• _Data for this task_:
[start]
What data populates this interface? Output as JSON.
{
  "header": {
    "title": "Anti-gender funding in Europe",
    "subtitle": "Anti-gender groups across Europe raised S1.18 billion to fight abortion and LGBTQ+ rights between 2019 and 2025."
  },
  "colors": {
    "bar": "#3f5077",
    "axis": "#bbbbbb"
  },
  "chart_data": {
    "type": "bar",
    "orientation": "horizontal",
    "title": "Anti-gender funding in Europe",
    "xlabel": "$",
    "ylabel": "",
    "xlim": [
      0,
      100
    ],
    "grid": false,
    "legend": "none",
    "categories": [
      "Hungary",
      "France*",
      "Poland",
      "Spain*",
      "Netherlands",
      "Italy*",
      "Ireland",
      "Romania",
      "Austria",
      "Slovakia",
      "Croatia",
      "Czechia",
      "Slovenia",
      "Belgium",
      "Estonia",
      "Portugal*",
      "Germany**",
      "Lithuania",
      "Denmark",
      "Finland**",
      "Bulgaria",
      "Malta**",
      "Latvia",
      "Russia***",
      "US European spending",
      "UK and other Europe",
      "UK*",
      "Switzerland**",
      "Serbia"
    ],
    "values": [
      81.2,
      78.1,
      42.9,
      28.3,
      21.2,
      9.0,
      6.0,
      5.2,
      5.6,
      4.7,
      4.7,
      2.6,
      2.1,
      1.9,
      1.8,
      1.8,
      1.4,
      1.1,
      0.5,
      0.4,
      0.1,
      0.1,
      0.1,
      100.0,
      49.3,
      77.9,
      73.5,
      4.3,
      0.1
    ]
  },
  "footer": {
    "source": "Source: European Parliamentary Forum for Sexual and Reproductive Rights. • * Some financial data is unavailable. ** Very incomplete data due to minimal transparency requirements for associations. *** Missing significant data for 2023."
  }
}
[end]
[start]
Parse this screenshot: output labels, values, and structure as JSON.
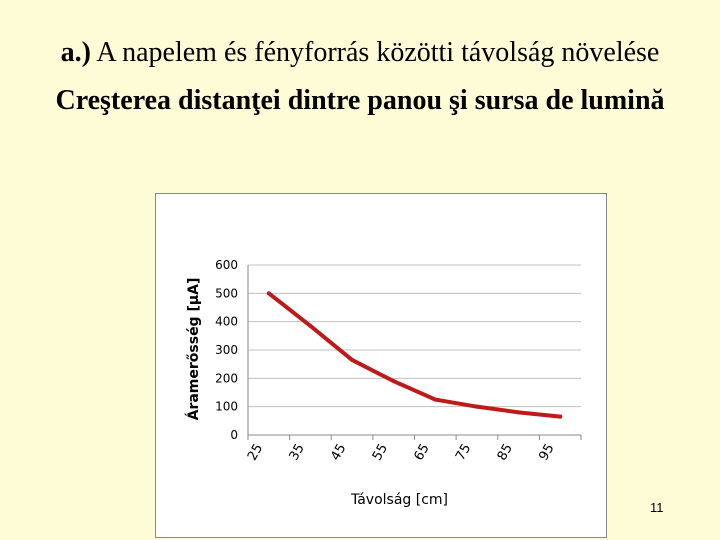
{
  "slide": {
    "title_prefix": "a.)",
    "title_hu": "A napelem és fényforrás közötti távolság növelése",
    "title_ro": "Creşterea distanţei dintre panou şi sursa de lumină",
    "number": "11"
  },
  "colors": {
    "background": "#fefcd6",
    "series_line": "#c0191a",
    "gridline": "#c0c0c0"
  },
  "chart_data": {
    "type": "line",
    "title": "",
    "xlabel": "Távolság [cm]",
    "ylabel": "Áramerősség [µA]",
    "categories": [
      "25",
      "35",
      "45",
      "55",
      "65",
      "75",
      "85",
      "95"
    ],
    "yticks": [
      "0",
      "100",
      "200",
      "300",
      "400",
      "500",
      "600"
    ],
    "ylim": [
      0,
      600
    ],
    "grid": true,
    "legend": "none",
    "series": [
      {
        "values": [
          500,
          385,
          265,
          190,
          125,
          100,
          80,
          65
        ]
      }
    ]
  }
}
[end]
• _Objective_: Among the entries above, identify all lines with "European" and copy them.

• _Task result_:
      "US European spending",
    "source": "Source: European Parliamentary Forum for Sexual and Reproductive Rights. • * Some financial data is unavailable. ** Very incomplete data due to minimal transparency requirements for associations. *** Missing significant data for 2023."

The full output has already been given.